Directions for this task: The answer must be every line of the records below that holds the word "termakan".

Extracted entries:
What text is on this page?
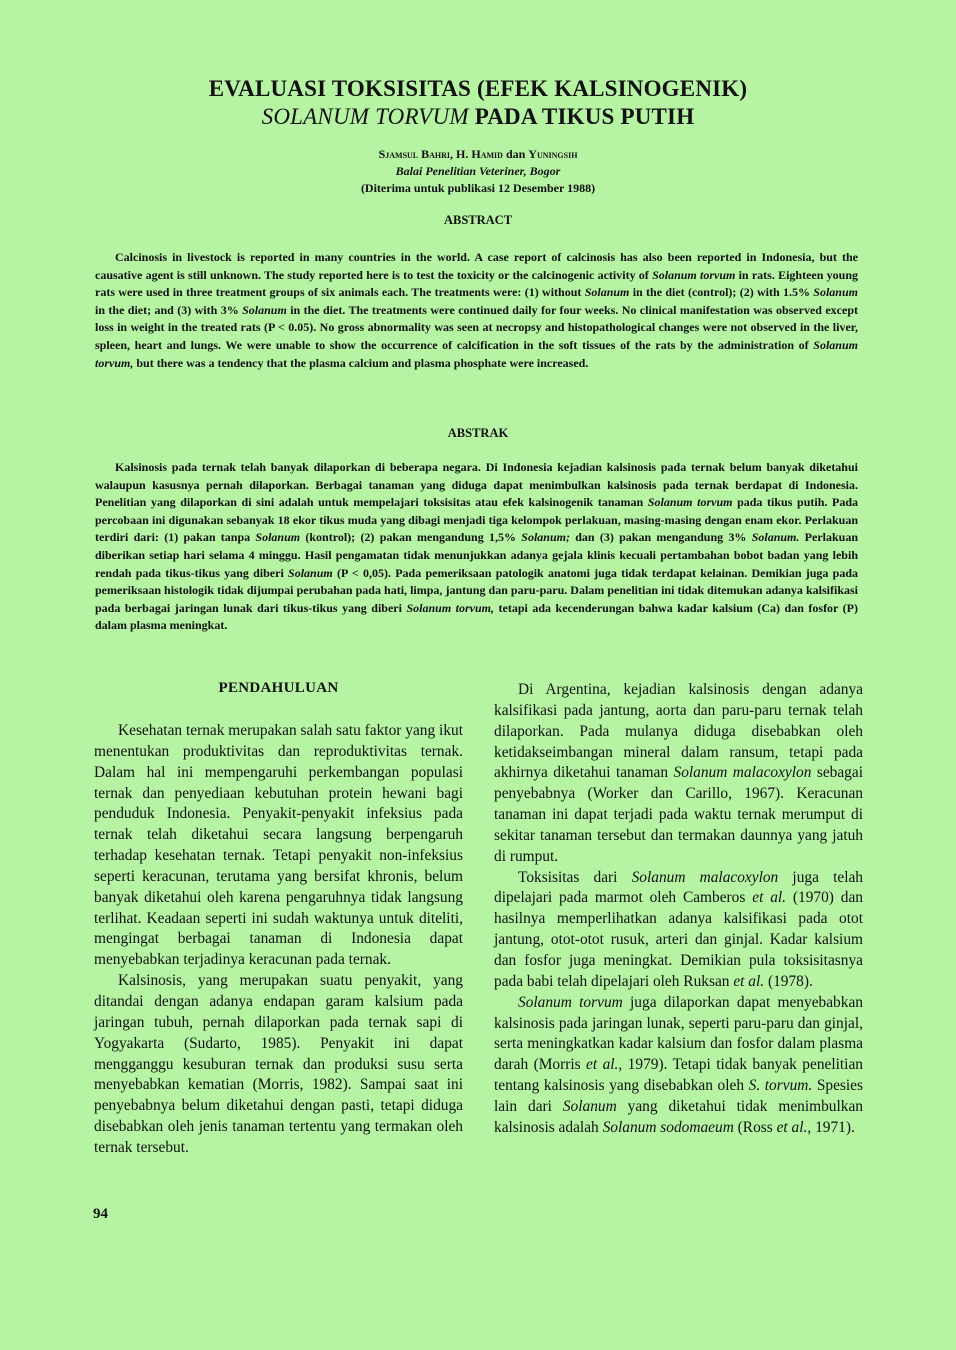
EVALUASI TOKSISITAS (EFEK KALSINOGENIK)
SOLANUM TORVUM PADA TIKUS PUTIH
Sjamsul Bahri, H. Hamid dan Yuningsih
Balai Penelitian Veteriner, Bogor
(Diterima untuk publikasi 12 Desember 1988)
ABSTRACT
Calcinosis in livestock is reported in many countries in the world. A case report of calcinosis has also been reported in Indonesia, but the causative agent is still unknown. The study reported here is to test the toxicity or the calcinogenic activity of Solanum torvum in rats. Eighteen young rats were used in three treatment groups of six animals each. The treatments were: (1) without Solanum in the diet (control); (2) with 1.5% Solanum in the diet; and (3) with 3% Solanum in the diet. The treatments were continued daily for four weeks. No clinical manifestation was observed except loss in weight in the treated rats (P < 0.05). No gross abnormality was seen at necropsy and histopathological changes were not observed in the liver, spleen, heart and lungs. We were unable to show the occurrence of calcification in the soft tissues of the rats by the administration of Solanum torvum, but there was a tendency that the plasma calcium and plasma phosphate were increased.
ABSTRAK
Kalsinosis pada ternak telah banyak dilaporkan di beberapa negara. Di Indonesia kejadian kalsinosis pada ternak belum banyak diketahui walaupun kasusnya pernah dilaporkan. Berbagai tanaman yang diduga dapat menimbulkan kalsinosis pada ternak berdapat di Indonesia. Penelitian yang dilaporkan di sini adalah untuk mempelajari toksisitas atau efek kalsinogenik tanaman Solanum torvum pada tikus putih. Pada percobaan ini digunakan sebanyak 18 ekor tikus muda yang dibagi menjadi tiga kelompok perlakuan, masing-masing dengan enam ekor. Perlakuan terdiri dari: (1) pakan tanpa Solanum (kontrol); (2) pakan mengandung 1,5% Solanum; dan (3) pakan mengandung 3% Solanum. Perlakuan diberikan setiap hari selama 4 minggu. Hasil pengamatan tidak menunjukkan adanya gejala klinis kecuali pertambahan bobot badan yang lebih rendah pada tikus-tikus yang diberi Solanum (P < 0,05). Pada pemeriksaan patologik anatomi juga tidak terdapat kelainan. Demikian juga pada pemeriksaan histologik tidak dijumpai perubahan pada hati, limpa, jantung dan paru-paru. Dalam penelitian ini tidak ditemukan adanya kalsifikasi pada berbagai jaringan lunak dari tikus-tikus yang diberi Solanum torvum, tetapi ada kecenderungan bahwa kadar kalsium (Ca) dan fosfor (P) dalam plasma meningkat.
PENDAHULUAN

Kesehatan ternak merupakan salah satu faktor yang ikut menentukan produktivitas dan reproduktivitas ternak. Dalam hal ini mempengaruhi perkembangan populasi ternak dan penyediaan kebutuhan protein hewani bagi penduduk Indonesia. Penyakit-penyakit infeksius pada ternak telah diketahui secara langsung berpengaruh terhadap kesehatan ternak. Tetapi penyakit non-infeksius seperti keracunan, terutama yang bersifat khronis, belum banyak diketahui oleh karena pengaruhnya tidak langsung terlihat. Keadaan seperti ini sudah waktunya untuk diteliti, mengingat berbagai tanaman di Indonesia dapat menyebabkan terjadinya keracunan pada ternak.

Kalsinosis, yang merupakan suatu penyakit, yang ditandai dengan adanya endapan garam kalsium pada jaringan tubuh, pernah dilaporkan pada ternak sapi di Yogyakarta (Sudarto, 1985). Penyakit ini dapat mengganggu kesuburan ternak dan produksi susu serta menyebabkan kematian (Morris, 1982). Sampai saat ini penyebabnya belum diketahui dengan pasti, tetapi diduga disebabkan oleh jenis tanaman tertentu yang termakan oleh ternak tersebut.

Di Argentina, kejadian kalsinosis dengan adanya kalsifikasi pada jantung, aorta dan paru-paru ternak telah dilaporkan. Pada mulanya diduga disebabkan oleh ketidakseimbangan mineral dalam ransum, tetapi pada akhirnya diketahui tanaman Solanum malacoxylon sebagai penyebabnya (Worker dan Carillo, 1967). Keracunan tanaman ini dapat terjadi pada waktu ternak merumput di sekitar tanaman tersebut dan termakan daunnya yang jatuh di rumput.

Toksisitas dari Solanum malacoxylon juga telah dipelajari pada marmot oleh Camberos et al. (1970) dan hasilnya memperlihatkan adanya kalsifikasi pada otot jantung, otot-otot rusuk, arteri dan ginjal. Kadar kalsium dan fosfor juga meningkat. Demikian pula toksisitasnya pada babi telah dipelajari oleh Ruksan et al. (1978).

Solanum torvum juga dilaporkan dapat menyebabkan kalsinosis pada jaringan lunak, seperti paru-paru dan ginjal, serta meningkatkan kadar kalsium dan fosfor dalam plasma darah (Morris et al., 1979). Tetapi tidak banyak penelitian tentang kalsinosis yang disebabkan oleh S. torvum. Spesies lain dari Solanum yang diketahui tidak menimbulkan kalsinosis adalah Solanum sodomaeum (Ross et al., 1971).

94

Finished exercise:
Kalsinosis, yang merupakan suatu penyakit, yang ditandai dengan adanya endapan garam kalsium pada jaringan tubuh, pernah dilaporkan pada ternak sapi di Yogyakarta (Sudarto, 1985). Penyakit ini dapat mengganggu kesuburan ternak dan produksi susu serta menyebabkan kematian (Morris, 1982). Sampai saat ini penyebabnya belum diketahui dengan pasti, tetapi diduga disebabkan oleh jenis tanaman tertentu yang termakan oleh ternak tersebut.
Di Argentina, kejadian kalsinosis dengan adanya kalsifikasi pada jantung, aorta dan paru-paru ternak telah dilaporkan. Pada mulanya diduga disebabkan oleh ketidakseimbangan mineral dalam ransum, tetapi pada akhirnya diketahui tanaman Solanum malacoxylon sebagai penyebabnya (Worker dan Carillo, 1967). Keracunan tanaman ini dapat terjadi pada waktu ternak merumput di sekitar tanaman tersebut dan termakan daunnya yang jatuh di rumput.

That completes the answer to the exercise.